*Given request:* List each distinct dollar amount that appears in the column answering young widows' questions, with each amount given once.

Questions From Young Widows

Questions From Young Widows
Social security benefits are important to everybody, including businessmen who operate their own businesses. Rawpixel.com/Shutterstock
Tom Margenau
Updated:

Last week, I answered questions about Social Security widow’s benefits. But I ran out of column space before I ran out of questions to answer. So this week, more questions and answers about widows. Last week’s questions were mostly from older women in their 70s and 80s. Today’s questions come from younger widows.

Q: My husband recently died at age 45. I am also 45. We have three children, ages 11, 14, and 16. I called the Social Security office to file for benefits for the kids. But I got all confused when the agent started talking about what he called “mother’s benefits” and maximum family benefits and benefits stopping at age 16. I thought the kids get checks until they are 18. Can you help me understand what is going on?
A: I‘d be happy to help. And you’ll see it’s actually not going to be all that complicated.

Each child is technically due an amount equal to 75 percent of your husband’s basic Social Security benefit.

But there’s a rule that sets a maximum amount that can be paid to a family getting survivor benefits. The formula for determining the exact maximum amount can get a little messy. But it usually comes out to around 180 percent of your husband’s basic benefit.

To explain further, let’s use an example. Let’s say your husband’s basic benefit rate is $2,800. Again, each child is technically due 75 percent of that, or $2,100. That would come out to a total of $6,300. But the maximum amount that can be paid to your family is 180 percent of $2,800, or $5,040. So, each child will get one-third of that, or $1,680. ($1,680 times 3 equals $5,040.)

If you were not working, you would also technically be due a widow’s benefit. (The term the Social Security Administration uses to refer to benefits for a young widow with children is “mother’s benefits.”) So you could apply for mother’s benefits and get added to the beneficiary rolls. But right now, it wouldn’t make any sense because your family is already getting the maximum amount possible, or $5,040. Or to put that another way, if you were also getting benefits, your Social Security pie would just be split four ways instead of three. In other words, you would get four checks at $1,260 each per month instead of three checks at $1,680 each per month.

When your oldest child is no longer eligible for benefits, then it would make sense for you to apply for mother’s benefits. That’s because then you would be down to two kids each due the 75 percent rate, or $2,100 per child, for a total of $4,200. And with a family maximum of $5,040, that leaves $840 per month that could be paid to you.

Each child is due benefits until he or she reaches age 18, although benefits can continue until age 19 if they are still in high school.

The age 16 rule you heard about is the cutoff age for mother’s benefits. Or to put that more precisely, you are due mother’s benefits until your youngest child turns 16 (although the child continues to get benefits until age 18).

Q: I am turning 62 soon. My husband died many years ago. At that time, I got benefits for myself and for our two kids, who are now grown and married themselves. Will the benefits I got way back then reduce what I am now due in widow’s benefits?
A: No. The “mother’s benefits” you received years ago have no effect on what you now might possibly be due in widow’s benefits. To understand what you might be due, read the answer to the next question.
Q: I will be 60 next month, and I plan to retire then. My husband died about 10 years ago. What choices do I have with respect to my own Social Security benefits and my widow’s benefits?
A: You have several choices, and which way you go depends entirely on the benefit amounts involved.

*Data lines:*
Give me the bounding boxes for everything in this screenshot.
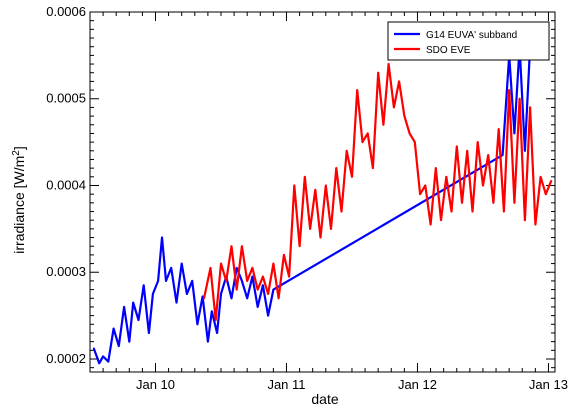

*Exercise solution:* $2,800, $2,100, $6,300, $5,040, $1,680, $1,260, $4,200, $840